- Task objective
Reproduce every line in the listing that contains the word "panel".

>> begin Dataset excerpts

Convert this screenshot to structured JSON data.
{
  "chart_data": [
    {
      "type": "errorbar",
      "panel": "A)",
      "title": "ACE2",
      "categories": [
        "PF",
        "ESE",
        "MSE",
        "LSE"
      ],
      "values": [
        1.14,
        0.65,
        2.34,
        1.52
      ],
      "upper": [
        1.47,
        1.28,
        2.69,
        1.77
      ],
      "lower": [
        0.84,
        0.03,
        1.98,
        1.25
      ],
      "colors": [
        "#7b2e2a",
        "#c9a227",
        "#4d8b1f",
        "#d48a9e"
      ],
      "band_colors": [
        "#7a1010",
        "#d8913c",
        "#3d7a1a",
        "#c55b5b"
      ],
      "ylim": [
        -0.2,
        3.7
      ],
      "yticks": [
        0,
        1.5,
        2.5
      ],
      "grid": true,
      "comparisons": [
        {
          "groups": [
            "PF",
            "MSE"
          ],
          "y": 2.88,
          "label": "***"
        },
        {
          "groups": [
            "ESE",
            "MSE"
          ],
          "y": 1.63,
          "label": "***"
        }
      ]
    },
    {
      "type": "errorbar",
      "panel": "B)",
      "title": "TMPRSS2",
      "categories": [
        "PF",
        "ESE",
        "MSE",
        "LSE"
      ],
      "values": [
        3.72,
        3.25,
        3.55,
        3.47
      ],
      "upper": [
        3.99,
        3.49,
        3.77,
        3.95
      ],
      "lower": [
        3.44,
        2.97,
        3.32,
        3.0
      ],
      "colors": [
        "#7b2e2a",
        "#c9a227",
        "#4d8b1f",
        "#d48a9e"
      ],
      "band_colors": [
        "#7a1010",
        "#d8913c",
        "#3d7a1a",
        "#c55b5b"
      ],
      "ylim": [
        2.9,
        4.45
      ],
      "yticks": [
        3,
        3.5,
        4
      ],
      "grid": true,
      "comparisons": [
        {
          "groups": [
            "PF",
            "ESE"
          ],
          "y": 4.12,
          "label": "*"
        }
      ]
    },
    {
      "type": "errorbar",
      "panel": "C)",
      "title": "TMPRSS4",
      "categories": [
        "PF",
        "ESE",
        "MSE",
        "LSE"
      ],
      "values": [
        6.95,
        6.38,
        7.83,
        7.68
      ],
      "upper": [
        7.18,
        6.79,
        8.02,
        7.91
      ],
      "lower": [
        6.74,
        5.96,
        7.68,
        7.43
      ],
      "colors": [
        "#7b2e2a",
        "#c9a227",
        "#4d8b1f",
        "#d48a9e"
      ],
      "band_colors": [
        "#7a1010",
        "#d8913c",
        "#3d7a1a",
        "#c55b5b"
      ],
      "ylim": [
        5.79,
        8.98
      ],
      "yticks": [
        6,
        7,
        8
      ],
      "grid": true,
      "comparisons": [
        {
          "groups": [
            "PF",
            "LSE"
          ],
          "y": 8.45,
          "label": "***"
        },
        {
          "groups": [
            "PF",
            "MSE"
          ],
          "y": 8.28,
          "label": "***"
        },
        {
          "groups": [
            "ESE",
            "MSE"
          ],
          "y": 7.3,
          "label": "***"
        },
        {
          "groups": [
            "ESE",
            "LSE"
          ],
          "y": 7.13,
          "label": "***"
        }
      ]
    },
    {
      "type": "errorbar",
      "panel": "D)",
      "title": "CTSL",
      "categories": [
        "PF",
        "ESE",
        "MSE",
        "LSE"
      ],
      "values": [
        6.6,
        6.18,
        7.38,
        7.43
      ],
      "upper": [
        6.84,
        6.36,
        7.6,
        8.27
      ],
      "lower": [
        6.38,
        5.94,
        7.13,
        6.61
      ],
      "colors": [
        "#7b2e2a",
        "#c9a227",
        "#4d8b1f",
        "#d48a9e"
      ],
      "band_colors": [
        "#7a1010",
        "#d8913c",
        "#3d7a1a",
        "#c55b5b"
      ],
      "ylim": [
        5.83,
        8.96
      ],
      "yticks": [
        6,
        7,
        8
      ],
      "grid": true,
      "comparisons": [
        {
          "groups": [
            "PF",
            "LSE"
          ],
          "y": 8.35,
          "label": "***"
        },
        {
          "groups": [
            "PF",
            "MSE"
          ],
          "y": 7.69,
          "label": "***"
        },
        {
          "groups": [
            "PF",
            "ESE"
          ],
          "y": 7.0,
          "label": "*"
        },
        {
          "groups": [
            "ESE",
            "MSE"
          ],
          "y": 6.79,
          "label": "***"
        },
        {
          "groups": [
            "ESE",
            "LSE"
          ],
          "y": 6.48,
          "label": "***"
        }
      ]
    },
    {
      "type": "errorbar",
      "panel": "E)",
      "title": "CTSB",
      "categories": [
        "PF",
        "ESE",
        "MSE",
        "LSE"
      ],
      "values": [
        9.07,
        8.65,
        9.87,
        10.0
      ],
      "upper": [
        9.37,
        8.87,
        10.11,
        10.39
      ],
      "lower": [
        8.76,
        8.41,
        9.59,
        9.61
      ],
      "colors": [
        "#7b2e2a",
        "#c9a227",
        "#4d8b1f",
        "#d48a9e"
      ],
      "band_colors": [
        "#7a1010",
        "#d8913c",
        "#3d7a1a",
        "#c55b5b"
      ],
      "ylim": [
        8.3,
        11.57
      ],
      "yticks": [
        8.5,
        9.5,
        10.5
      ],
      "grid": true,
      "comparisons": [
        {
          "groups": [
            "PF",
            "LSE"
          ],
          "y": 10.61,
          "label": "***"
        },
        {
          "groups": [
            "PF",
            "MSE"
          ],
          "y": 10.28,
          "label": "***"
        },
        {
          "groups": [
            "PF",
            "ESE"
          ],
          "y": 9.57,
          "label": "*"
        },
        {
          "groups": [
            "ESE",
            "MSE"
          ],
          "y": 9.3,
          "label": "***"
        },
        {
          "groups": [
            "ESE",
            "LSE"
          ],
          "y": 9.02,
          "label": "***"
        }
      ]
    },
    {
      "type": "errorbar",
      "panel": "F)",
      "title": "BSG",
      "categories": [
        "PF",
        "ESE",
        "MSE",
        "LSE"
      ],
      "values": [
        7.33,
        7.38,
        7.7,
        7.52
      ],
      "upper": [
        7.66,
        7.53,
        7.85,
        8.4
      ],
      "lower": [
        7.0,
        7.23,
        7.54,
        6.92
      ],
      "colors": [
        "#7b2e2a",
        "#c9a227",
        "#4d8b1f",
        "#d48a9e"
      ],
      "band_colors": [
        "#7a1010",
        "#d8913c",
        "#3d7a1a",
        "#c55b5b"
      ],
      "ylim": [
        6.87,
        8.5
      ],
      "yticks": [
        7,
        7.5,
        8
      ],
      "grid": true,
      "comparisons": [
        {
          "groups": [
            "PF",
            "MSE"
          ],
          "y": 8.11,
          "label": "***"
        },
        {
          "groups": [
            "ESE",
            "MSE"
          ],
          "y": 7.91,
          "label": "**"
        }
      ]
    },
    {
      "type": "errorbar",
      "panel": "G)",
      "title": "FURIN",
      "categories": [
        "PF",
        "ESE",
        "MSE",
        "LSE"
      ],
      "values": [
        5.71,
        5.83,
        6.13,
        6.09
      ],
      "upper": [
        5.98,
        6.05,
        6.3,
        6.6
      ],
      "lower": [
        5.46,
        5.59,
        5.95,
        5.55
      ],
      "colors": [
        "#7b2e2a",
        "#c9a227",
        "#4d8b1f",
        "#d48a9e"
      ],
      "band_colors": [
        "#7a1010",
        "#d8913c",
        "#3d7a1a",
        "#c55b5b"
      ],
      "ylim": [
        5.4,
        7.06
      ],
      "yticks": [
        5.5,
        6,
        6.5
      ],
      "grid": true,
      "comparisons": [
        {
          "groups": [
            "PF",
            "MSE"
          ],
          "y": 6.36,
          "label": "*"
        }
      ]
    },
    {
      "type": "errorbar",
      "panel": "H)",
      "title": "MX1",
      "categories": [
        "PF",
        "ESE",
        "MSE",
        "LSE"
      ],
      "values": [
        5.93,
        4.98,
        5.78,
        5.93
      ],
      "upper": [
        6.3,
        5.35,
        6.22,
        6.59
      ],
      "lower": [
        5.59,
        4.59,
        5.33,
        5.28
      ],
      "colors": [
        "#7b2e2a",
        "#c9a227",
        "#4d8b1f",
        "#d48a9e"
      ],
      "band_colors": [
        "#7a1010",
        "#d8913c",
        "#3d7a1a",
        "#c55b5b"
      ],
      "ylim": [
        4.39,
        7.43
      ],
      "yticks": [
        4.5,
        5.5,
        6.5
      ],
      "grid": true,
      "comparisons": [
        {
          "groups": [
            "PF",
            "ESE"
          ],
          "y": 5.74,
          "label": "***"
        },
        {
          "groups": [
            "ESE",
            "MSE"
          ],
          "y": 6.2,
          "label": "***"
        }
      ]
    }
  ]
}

>> end Dataset excerpts

- Exercise output
      "panel": "A)",
      "panel": "B)",
      "panel": "C)",
      "panel": "D)",
      "panel": "E)",
      "panel": "F)",
      "panel": "G)",
      "panel": "H)",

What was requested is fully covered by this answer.